>> start EXTRACTED INFORMATION

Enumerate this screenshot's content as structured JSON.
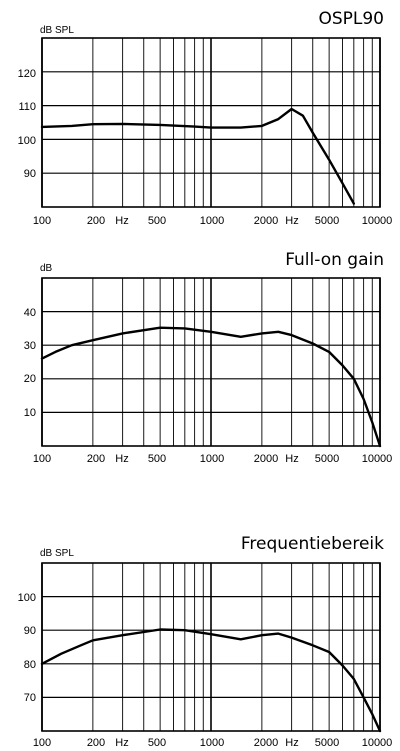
{
  "chart_data": [
    {
      "type": "line",
      "title": "OSPL90",
      "ylabel": "dB SPL",
      "xscale": "log",
      "xlim": [
        100,
        10000
      ],
      "ylim": [
        80,
        130
      ],
      "grid": true,
      "y_ticks": [
        "120",
        "110",
        "100",
        "90"
      ],
      "x_tick_labels": [
        "100",
        "200",
        "Hz",
        "500",
        "1000",
        "2000",
        "Hz",
        "5000",
        "10000"
      ],
      "series": [
        {
          "x": [
            100,
            150,
            200,
            300,
            500,
            800,
            1000,
            1500,
            2000,
            2500,
            3000,
            3500,
            4000,
            5000,
            6000,
            7000
          ],
          "values": [
            103.7,
            104.0,
            104.5,
            104.6,
            104.3,
            103.8,
            103.5,
            103.5,
            104.0,
            106.0,
            109.0,
            107.0,
            102.0,
            94.0,
            87.0,
            81.0
          ]
        }
      ]
    },
    {
      "type": "line",
      "title": "Full-on gain",
      "ylabel": "dB",
      "xscale": "log",
      "xlim": [
        100,
        10000
      ],
      "ylim": [
        0,
        50
      ],
      "grid": true,
      "y_ticks": [
        "40",
        "30",
        "20",
        "10"
      ],
      "x_tick_labels": [
        "100",
        "200",
        "Hz",
        "500",
        "1000",
        "2000",
        "Hz",
        "5000",
        "10000"
      ],
      "series": [
        {
          "x": [
            100,
            120,
            150,
            200,
            300,
            500,
            700,
            1000,
            1500,
            2000,
            2500,
            3000,
            4000,
            5000,
            6000,
            7000,
            8000,
            9000,
            10000
          ],
          "values": [
            26.0,
            28.0,
            30.0,
            31.5,
            33.5,
            35.2,
            35.0,
            34.0,
            32.5,
            33.5,
            34.0,
            33.0,
            30.5,
            28.0,
            24.0,
            20.0,
            14.0,
            7.0,
            0.0
          ]
        }
      ]
    },
    {
      "type": "line",
      "title": "Frequentiebereik",
      "ylabel": "dB SPL",
      "xscale": "log",
      "xlim": [
        100,
        10000
      ],
      "ylim": [
        60,
        110
      ],
      "grid": true,
      "y_ticks": [
        "100",
        "90",
        "80",
        "70"
      ],
      "x_tick_labels": [
        "100",
        "200",
        "Hz",
        "500",
        "1000",
        "2000",
        "Hz",
        "5000",
        "10000"
      ],
      "series": [
        {
          "x": [
            100,
            130,
            170,
            200,
            300,
            500,
            700,
            1000,
            1500,
            2000,
            2500,
            3000,
            4000,
            5000,
            6000,
            7000,
            8000,
            9000,
            10000
          ],
          "values": [
            80.0,
            83.0,
            85.5,
            87.0,
            88.5,
            90.2,
            90.0,
            88.8,
            87.3,
            88.5,
            89.0,
            87.8,
            85.5,
            83.5,
            79.5,
            75.5,
            70.0,
            65.0,
            60.0
          ]
        }
      ]
    }
  ]
}
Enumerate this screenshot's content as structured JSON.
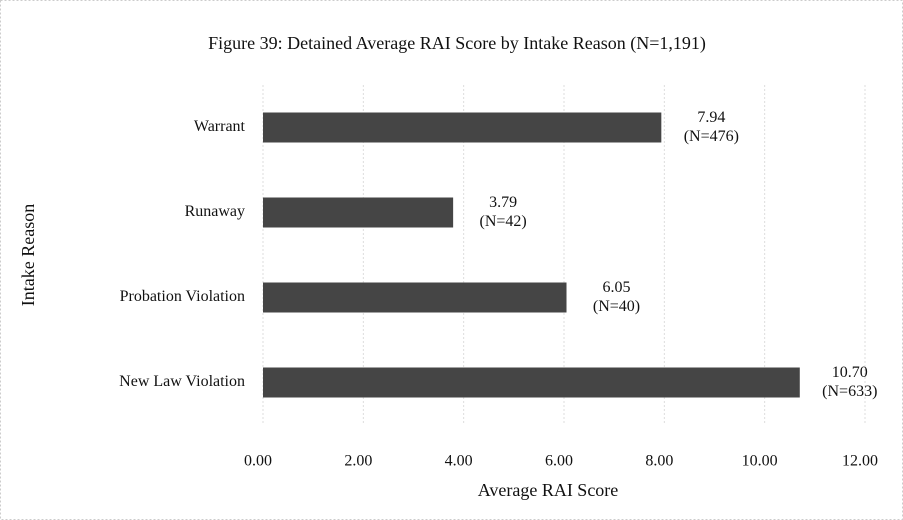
{
  "chart_data": {
    "type": "bar",
    "orientation": "horizontal",
    "title": "Figure 39: Detained Average RAI Score by Intake Reason (N=1,191)",
    "x_label": "Average RAI Score",
    "y_label": "Intake Reason",
    "categories": [
      "Warrant",
      "Runaway",
      "Probation Violation",
      "New Law Violation"
    ],
    "values": [
      7.94,
      3.79,
      6.05,
      10.7
    ],
    "value_labels": [
      "7.94",
      "3.79",
      "6.05",
      "10.70"
    ],
    "n_labels": [
      "(N=476)",
      "(N=42)",
      "(N=40)",
      "(N=633)"
    ],
    "color": "#454545",
    "xlim": [
      0,
      12
    ],
    "xticks": [
      {
        "value": 0,
        "label": "0.00"
      },
      {
        "value": 2,
        "label": "2.00"
      },
      {
        "value": 4,
        "label": "4.00"
      },
      {
        "value": 6,
        "label": "6.00"
      },
      {
        "value": 8,
        "label": "8.00"
      },
      {
        "value": 10,
        "label": "10.00"
      },
      {
        "value": 12,
        "label": "12.00"
      }
    ],
    "grid": true
  }
}
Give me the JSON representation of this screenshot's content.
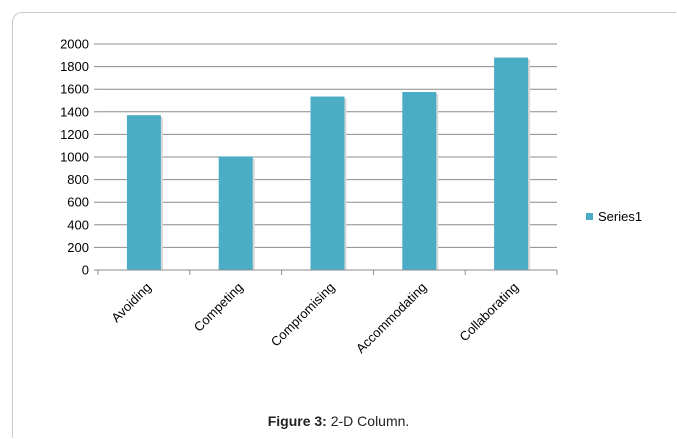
{
  "chart_data": {
    "type": "bar",
    "categories": [
      "Avoiding",
      "Competing",
      "Compromising",
      "Accommodating",
      "Collaborating"
    ],
    "series": [
      {
        "name": "Series1",
        "values": [
          1370,
          1005,
          1535,
          1575,
          1880
        ],
        "color": "#4bacc6"
      }
    ],
    "ylim": [
      0,
      2000
    ],
    "yticks": [
      0,
      200,
      400,
      600,
      800,
      1000,
      1200,
      1400,
      1600,
      1800,
      2000
    ],
    "grid": true,
    "legend": "right"
  },
  "caption": {
    "label": "Figure 3:",
    "text": " 2-D Column."
  }
}
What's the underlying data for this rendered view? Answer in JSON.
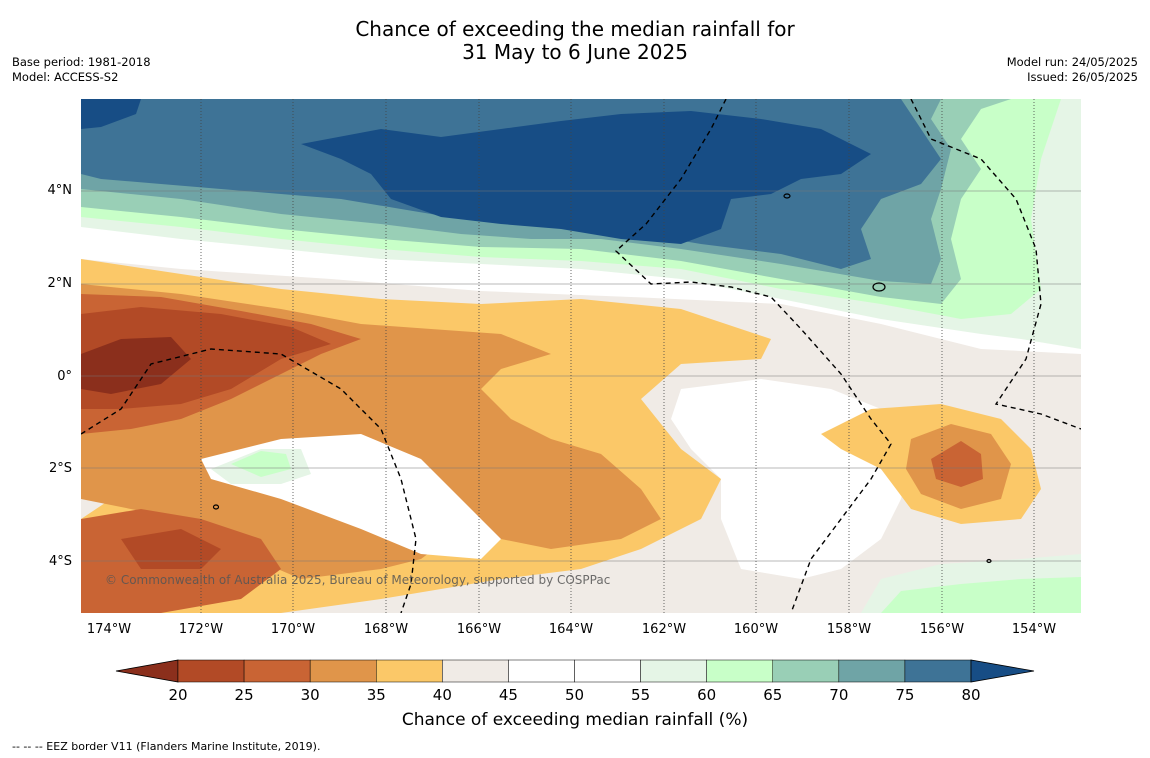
{
  "title": {
    "line1": "Chance of exceeding the median rainfall for",
    "line2": "31 May to 6 June 2025"
  },
  "meta_left": {
    "base_period": "Base period: 1981-2018",
    "model": "Model: ACCESS-S2"
  },
  "meta_right": {
    "model_run": "Model run: 24/05/2025",
    "issued": "Issued: 26/05/2025"
  },
  "map": {
    "lat_ticks": [
      "4°N",
      "2°N",
      "0°",
      "2°S",
      "4°S"
    ],
    "lon_ticks": [
      "174°W",
      "172°W",
      "170°W",
      "168°W",
      "166°W",
      "164°W",
      "162°W",
      "160°W",
      "158°W",
      "156°W",
      "154°W"
    ],
    "copyright": "© Commonwealth of Australia 2025, Bureau of Meteorology, supported by COSPPac",
    "ocean_color": "#ffffff"
  },
  "colorbar": {
    "ticks": [
      "20",
      "25",
      "30",
      "35",
      "40",
      "45",
      "50",
      "55",
      "60",
      "65",
      "70",
      "75",
      "80"
    ],
    "colors": [
      "#8b2f1c",
      "#b24a26",
      "#c96434",
      "#e0954a",
      "#fbc868",
      "#f0ebe6",
      "#ffffff",
      "#ffffff",
      "#e5f5e6",
      "#c8ffc8",
      "#99cfb6",
      "#6fa4a6",
      "#3e7396",
      "#174d85"
    ],
    "label": "Chance of exceeding median rainfall (%)"
  },
  "footnote": "--  --  -- EEZ border V11 (Flanders Marine Institute, 2019)."
}
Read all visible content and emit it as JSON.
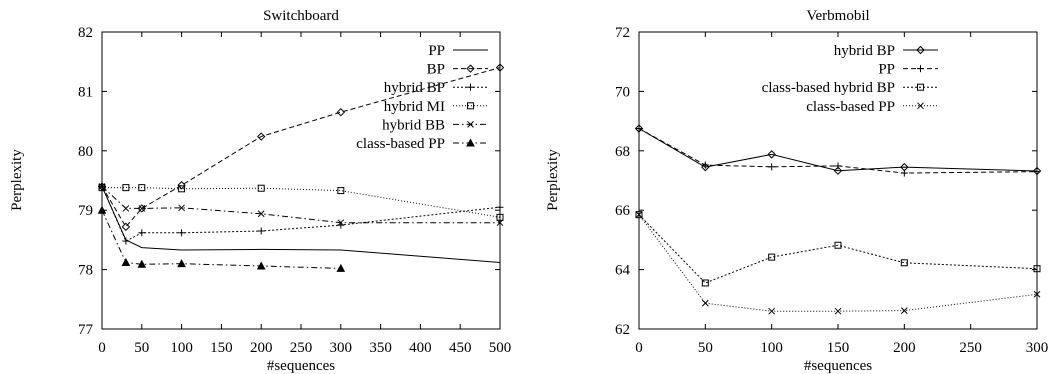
{
  "chart_data": [
    {
      "type": "line",
      "title": "Switchboard",
      "xlabel": "#sequences",
      "ylabel": "Perplexity",
      "xlim": [
        0,
        500
      ],
      "ylim": [
        77,
        82
      ],
      "xticks": [
        0,
        50,
        100,
        150,
        200,
        250,
        300,
        350,
        400,
        450,
        500
      ],
      "yticks": [
        77,
        78,
        79,
        80,
        81,
        82
      ],
      "grid": false,
      "legend_position": "top-right",
      "series": [
        {
          "name": "PP",
          "style": "solid",
          "marker": "none",
          "x": [
            0,
            30,
            50,
            100,
            200,
            300,
            500
          ],
          "y": [
            79.4,
            78.5,
            78.37,
            78.33,
            78.34,
            78.33,
            78.12
          ]
        },
        {
          "name": "BP",
          "style": "dashed",
          "marker": "diamond",
          "x": [
            0,
            30,
            50,
            100,
            200,
            300,
            500
          ],
          "y": [
            79.4,
            78.72,
            79.03,
            79.42,
            80.24,
            80.65,
            81.4
          ]
        },
        {
          "name": "hybrid BP",
          "style": "dotted",
          "marker": "plus",
          "x": [
            0,
            30,
            50,
            100,
            200,
            300,
            500
          ],
          "y": [
            79.4,
            78.48,
            78.62,
            78.62,
            78.65,
            78.75,
            79.05
          ]
        },
        {
          "name": "hybrid MI",
          "style": "dotted-fine",
          "marker": "square",
          "x": [
            0,
            30,
            50,
            100,
            200,
            300,
            500
          ],
          "y": [
            79.38,
            79.38,
            79.38,
            79.36,
            79.37,
            79.33,
            78.88
          ]
        },
        {
          "name": "hybrid BB",
          "style": "dashdot",
          "marker": "cross",
          "x": [
            0,
            30,
            50,
            100,
            200,
            300,
            500
          ],
          "y": [
            79.4,
            79.03,
            79.03,
            79.04,
            78.94,
            78.79,
            78.79
          ]
        },
        {
          "name": "class-based PP",
          "style": "dashdot",
          "marker": "triangle",
          "x": [
            0,
            30,
            50,
            100,
            200,
            300
          ],
          "y": [
            79.0,
            78.12,
            78.09,
            78.1,
            78.06,
            78.02
          ]
        }
      ]
    },
    {
      "type": "line",
      "title": "Verbmobil",
      "xlabel": "#sequences",
      "ylabel": "Perplexity",
      "xlim": [
        0,
        300
      ],
      "ylim": [
        62,
        72
      ],
      "xticks": [
        0,
        50,
        100,
        150,
        200,
        250,
        300
      ],
      "yticks": [
        62,
        64,
        66,
        68,
        70,
        72
      ],
      "grid": false,
      "legend_position": "top-right",
      "series": [
        {
          "name": "hybrid BP",
          "style": "solid",
          "marker": "diamond",
          "x": [
            0,
            50,
            100,
            150,
            200,
            300
          ],
          "y": [
            68.75,
            67.45,
            67.88,
            67.33,
            67.45,
            67.32
          ]
        },
        {
          "name": "PP",
          "style": "dashed",
          "marker": "plus",
          "x": [
            0,
            50,
            100,
            150,
            200,
            300
          ],
          "y": [
            68.75,
            67.52,
            67.46,
            67.49,
            67.25,
            67.3
          ]
        },
        {
          "name": "class-based hybrid BP",
          "style": "dotted",
          "marker": "square",
          "x": [
            0,
            50,
            100,
            150,
            200,
            300
          ],
          "y": [
            65.85,
            63.55,
            64.42,
            64.82,
            64.23,
            64.03
          ]
        },
        {
          "name": "class-based PP",
          "style": "dotted-fine",
          "marker": "cross",
          "x": [
            0,
            50,
            100,
            150,
            200,
            300
          ],
          "y": [
            65.85,
            62.87,
            62.6,
            62.6,
            62.62,
            63.17
          ]
        }
      ]
    }
  ]
}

>> end EXTRACTED INFORMATION

== YOUR OBJECTIVE ==
Find every line containing the word "Violation", then give the total and nothing more.

== ANSWER TO THE TASK ==
2